** Start of Input data **
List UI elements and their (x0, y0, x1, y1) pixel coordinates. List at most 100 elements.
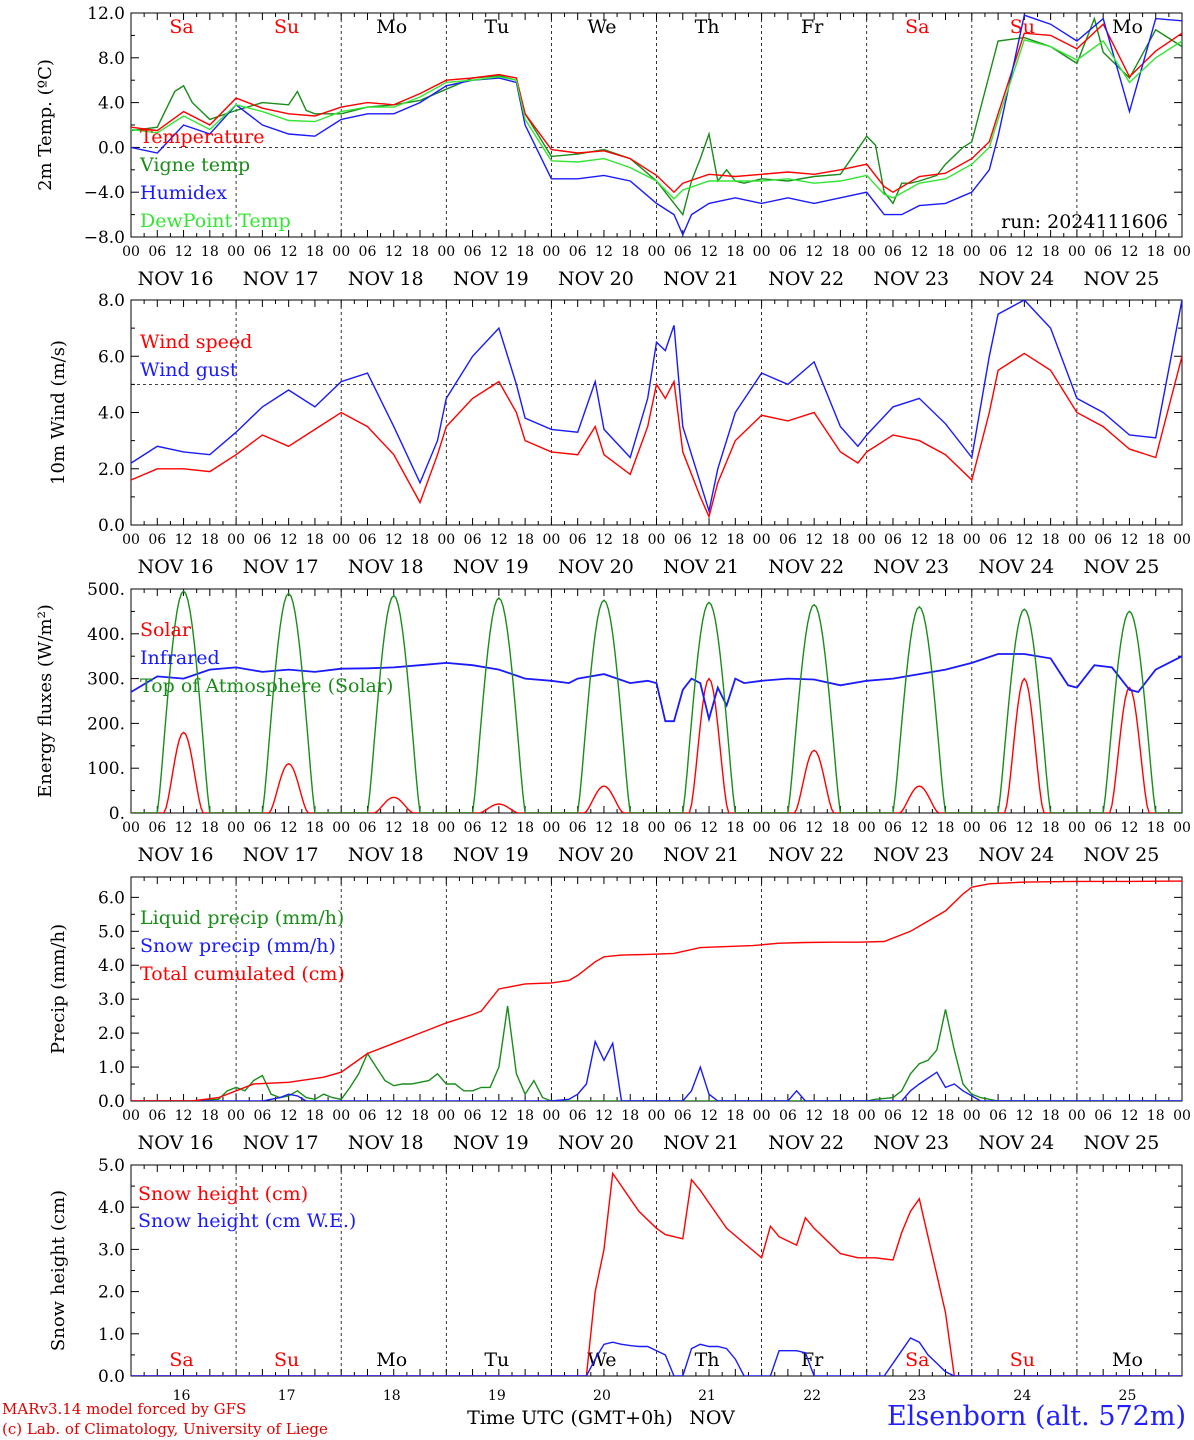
date-label-energy: NOV 25 (1084, 844, 1160, 866)
hour-tick-label-temp: 06 (989, 244, 1007, 260)
hour-tick-label-precip: 00 (542, 1108, 560, 1124)
hour-tick-label-temp: 06 (253, 244, 271, 260)
day-abbr-bottom: Tu (484, 1349, 509, 1371)
panel-frame-wind (130, 299, 1183, 526)
hour-tick-label-energy: 06 (359, 820, 377, 836)
hour-tick-label-wind: 12 (175, 532, 193, 548)
hour-tick-label-precip: 06 (1094, 1108, 1112, 1124)
hour-tick-label-energy: 00 (332, 820, 350, 836)
hour-tick-label-energy: 12 (1121, 820, 1139, 836)
legend-entry-humidex: Humidex (140, 182, 227, 204)
day-number-label: 18 (383, 1388, 401, 1404)
hour-tick-label-wind: 12 (700, 532, 718, 548)
hour-tick-label-temp: 00 (1068, 244, 1086, 260)
series-line-solar (131, 677, 1182, 813)
date-label-temp: NOV 22 (768, 268, 844, 290)
day-abbr-bottom: Mo (1112, 1349, 1143, 1371)
date-label-wind: NOV 19 (453, 556, 529, 578)
hour-tick-label-precip: 18 (516, 1108, 534, 1124)
hour-tick-label-wind: 06 (464, 532, 482, 548)
hour-tick-label-energy: 12 (175, 820, 193, 836)
date-label-precip: NOV 22 (768, 1132, 844, 1154)
y-tick-label-wind: 0.0 (98, 516, 125, 536)
legend-entry-wind-speed: Wind speed (140, 331, 252, 353)
hour-tick-label-precip: 12 (1121, 1108, 1139, 1124)
legend-entry-wind-gust: Wind gust (140, 359, 238, 381)
hour-tick-label-energy: 06 (569, 820, 587, 836)
date-label-temp: NOV 20 (558, 268, 634, 290)
hour-tick-label-precip: 18 (621, 1108, 639, 1124)
hour-tick-label-precip: 12 (175, 1108, 193, 1124)
date-label-precip: NOV 16 (138, 1132, 214, 1154)
hour-tick-label-temp: 00 (963, 244, 981, 260)
date-label-temp: NOV 23 (873, 268, 949, 290)
y-tick-label-energy: 400. (87, 625, 125, 645)
hour-tick-label-temp: 06 (674, 244, 692, 260)
y-axis-label-precip: Precip (mm/h) (48, 924, 69, 1054)
hour-tick-label-wind: 12 (1121, 532, 1139, 548)
hour-tick-label-energy: 18 (832, 820, 850, 836)
hour-tick-label-temp: 12 (1015, 244, 1033, 260)
y-tick-label-temp: −8.0 (84, 228, 125, 248)
hour-tick-label-precip: 18 (1147, 1108, 1165, 1124)
hour-tick-label-wind: 18 (726, 532, 744, 548)
hour-tick-label-wind: 00 (648, 532, 666, 548)
y-tick-label-temp: 0.0 (98, 138, 125, 158)
hour-tick-label-energy: 18 (411, 820, 429, 836)
date-label-precip: NOV 23 (873, 1132, 949, 1154)
date-label-wind: NOV 21 (663, 556, 739, 578)
hour-tick-label-precip: 06 (464, 1108, 482, 1124)
hour-tick-label-precip: 00 (332, 1108, 350, 1124)
date-label-wind: NOV 23 (873, 556, 949, 578)
hour-tick-label-precip: 18 (1042, 1108, 1060, 1124)
y-tick-label-temp: 4.0 (98, 94, 125, 114)
hour-tick-label-energy: 18 (621, 820, 639, 836)
y-tick-label-wind: 4.0 (98, 404, 125, 424)
hour-tick-label-energy: 00 (122, 820, 140, 836)
y-axis-label-wind: 10m Wind (m/s) (48, 340, 69, 485)
hour-tick-label-precip: 12 (385, 1108, 403, 1124)
day-abbr-bottom: Th (695, 1349, 720, 1371)
hour-tick-label-temp: 12 (490, 244, 508, 260)
y-tick-label-energy: 500. (87, 580, 125, 600)
day-abbr-bottom: Su (274, 1349, 299, 1371)
hour-tick-label-wind: 18 (832, 532, 850, 548)
hour-tick-label-precip: 00 (963, 1108, 981, 1124)
y-tick-label-snow: 4.0 (98, 1198, 125, 1218)
date-label-temp: NOV 19 (453, 268, 529, 290)
x-axis-label: Time UTC (GMT+0h) (467, 1407, 673, 1429)
hour-tick-label-temp: 00 (858, 244, 876, 260)
hour-tick-label-temp: 12 (910, 244, 928, 260)
series-line-snow-precip-mm-h (131, 1039, 1182, 1101)
date-label-precip: NOV 21 (663, 1132, 739, 1154)
date-label-energy: NOV 23 (873, 844, 949, 866)
hour-tick-label-precip: 18 (832, 1108, 850, 1124)
y-tick-label-energy: 300. (87, 670, 125, 690)
y-tick-label-wind: 8.0 (98, 291, 125, 311)
hour-tick-label-energy: 18 (516, 820, 534, 836)
hour-tick-label-wind: 06 (674, 532, 692, 548)
hour-tick-label-wind: 06 (884, 532, 902, 548)
hour-tick-label-temp: 18 (1147, 244, 1165, 260)
date-label-energy: NOV 17 (243, 844, 319, 866)
hour-tick-label-temp: 06 (569, 244, 587, 260)
day-abbr-bottom: Fr (801, 1349, 824, 1371)
hour-tick-label-precip: 06 (884, 1108, 902, 1124)
y-tick-label-wind: 2.0 (98, 460, 125, 480)
hour-tick-label-wind: 00 (858, 532, 876, 548)
hour-tick-label-temp: 18 (201, 244, 219, 260)
y-tick-label-snow: 5.0 (98, 1156, 125, 1176)
y-tick-label-precip: 4.0 (98, 956, 125, 976)
date-label-precip: NOV 19 (453, 1132, 529, 1154)
hour-tick-label-precip: 18 (411, 1108, 429, 1124)
hour-tick-label-precip: 00 (437, 1108, 455, 1124)
date-label-temp: NOV 21 (663, 268, 739, 290)
date-label-energy: NOV 21 (663, 844, 739, 866)
hour-tick-label-energy: 06 (464, 820, 482, 836)
hour-tick-label-energy: 06 (989, 820, 1007, 836)
hour-tick-label-energy: 00 (227, 820, 245, 836)
y-tick-label-precip: 1.0 (98, 1058, 125, 1078)
legend-entry-snow-precip-mm-h: Snow precip (mm/h) (140, 935, 336, 957)
hour-tick-label-precip: 12 (805, 1108, 823, 1124)
hour-tick-label-temp: 06 (359, 244, 377, 260)
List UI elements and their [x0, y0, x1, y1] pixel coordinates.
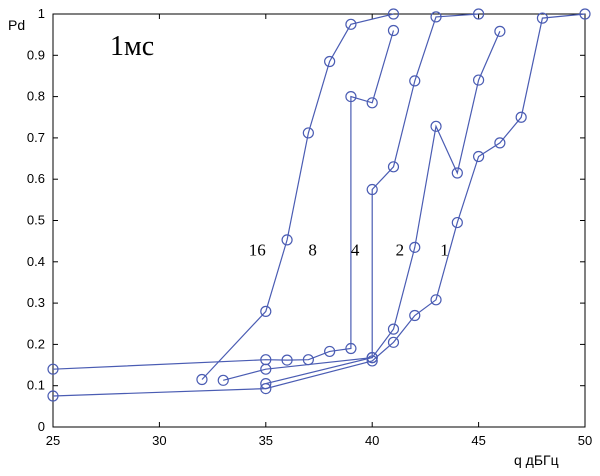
- data-point: [430, 294, 442, 306]
- y-tick-label: 0.3: [27, 295, 45, 310]
- data-point: [302, 354, 314, 366]
- x-tick-label: 30: [152, 433, 166, 448]
- series-lines: [52, 13, 586, 397]
- y-tick-label: 0.8: [27, 89, 45, 104]
- y-tick-label: 0.7: [27, 130, 45, 145]
- data-point: [430, 11, 442, 23]
- data-point: [387, 336, 400, 348]
- series-label-8: 8: [308, 241, 317, 260]
- series-line-16: [201, 13, 394, 380]
- data-point: [366, 355, 378, 367]
- data-point: [196, 373, 208, 386]
- data-point: [387, 8, 400, 20]
- tick-labels: 25 30 35 40 45 50 0 0.1 0.2 0.3 0.4 0.5 0.6 0.7 0.8 0.9…: [27, 6, 592, 448]
- y-tick-label: 1: [38, 6, 45, 21]
- data-point: [281, 354, 293, 366]
- data-point: [451, 216, 463, 229]
- axis-ticks: [52, 13, 586, 428]
- data-point: [451, 167, 463, 179]
- y-tick-label: 0.4: [27, 254, 45, 269]
- data-point: [473, 150, 485, 163]
- data-point: [366, 97, 378, 109]
- data-point: [260, 382, 272, 395]
- data-point: [345, 18, 357, 30]
- x-tick-label: 40: [365, 433, 379, 448]
- data-point: [579, 8, 591, 20]
- y-tick-label: 0.1: [27, 378, 45, 393]
- data-point: [366, 352, 378, 364]
- data-point: [494, 137, 506, 149]
- data-point: [281, 234, 293, 246]
- data-point: [260, 378, 272, 390]
- data-point: [430, 120, 442, 132]
- data-point: [387, 323, 400, 335]
- data-point: [260, 305, 272, 317]
- series-labels: 1 2 4 8 16: [249, 241, 449, 260]
- data-point: [409, 309, 421, 322]
- y-axis-label: Pd: [8, 17, 25, 33]
- y-tick-label: 0.5: [27, 213, 45, 228]
- series-label-16: 16: [249, 241, 266, 260]
- data-point: [345, 342, 357, 355]
- data-point: [409, 241, 421, 253]
- y-tick-label: 0.2: [27, 336, 45, 351]
- data-point: [409, 75, 421, 87]
- data-point: [260, 354, 272, 366]
- chart-annotation: 1мс: [110, 31, 154, 62]
- data-point: [387, 24, 400, 37]
- series-line-2: [265, 31, 501, 385]
- x-tick-label: 35: [259, 433, 273, 448]
- data-point: [366, 183, 378, 196]
- series-markers: [47, 8, 591, 402]
- y-tick-label: 0.9: [27, 47, 45, 62]
- data-point: [515, 111, 527, 123]
- data-point: [473, 8, 485, 20]
- series-line-1: [52, 13, 586, 397]
- data-point: [217, 374, 229, 386]
- y-tick-label: 0.6: [27, 171, 45, 186]
- data-point: [473, 74, 485, 86]
- data-point: [387, 161, 400, 173]
- series-label-2: 2: [396, 241, 405, 260]
- data-point: [302, 127, 314, 139]
- series-label-4: 4: [351, 241, 360, 260]
- data-point: [324, 345, 336, 358]
- series-line-8: [52, 30, 395, 370]
- x-axis-label: q дБГц: [514, 452, 559, 468]
- x-tick-label: 45: [471, 433, 485, 448]
- x-tick-label: 50: [578, 433, 592, 448]
- y-tick-label: 0: [38, 419, 45, 434]
- series-label-1: 1: [440, 241, 449, 260]
- data-point: [536, 12, 549, 24]
- series-line-4: [223, 13, 479, 381]
- data-point: [324, 55, 336, 68]
- data-point: [47, 363, 59, 375]
- data-point: [345, 90, 357, 103]
- x-tick-label: 25: [46, 433, 60, 448]
- data-point: [47, 390, 59, 402]
- data-point: [494, 25, 506, 37]
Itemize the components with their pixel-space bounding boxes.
** End of Input data **
▶ [Goal of the exercise] Express as a JSON list of strings, one string per line and no blank lines, the part of the items that begins with the line containing "date-label-energy: NOV 25" and ends with the line containing "hour-tick-label-temp: 00 (1068, 244, 1086, 260)".

▶ [Task output]
[
  "date-label-energy: NOV 25 (1084, 844, 1160, 866)",
  "hour-tick-label-temp: 06 (989, 244, 1007, 260)",
  "hour-tick-label-precip: 00 (542, 1108, 560, 1124)",
  "hour-tick-label-temp: 06 (253, 244, 271, 260)",
  "day-abbr-bottom: Tu (484, 1349, 509, 1371)",
  "panel-frame-wind (130, 299, 1183, 526)",
  "hour-tick-label-energy: 06 (359, 820, 377, 836)",
  "hour-tick-label-wind: 12 (175, 532, 193, 548)",
  "hour-tick-label-precip: 06 (1094, 1108, 1112, 1124)",
  "hour-tick-label-energy: 00 (332, 820, 350, 836)",
  "hour-tick-label-energy: 12 (1121, 820, 1139, 836)",
  "legend-entry-humidex: Humidex (140, 182, 227, 204)",
  "day-number-label: 18 (383, 1388, 401, 1404)",
  "hour-tick-label-wind: 12 (700, 532, 718, 548)",
  "hour-tick-label-temp: 00 (1068, 244, 1086, 260)"
]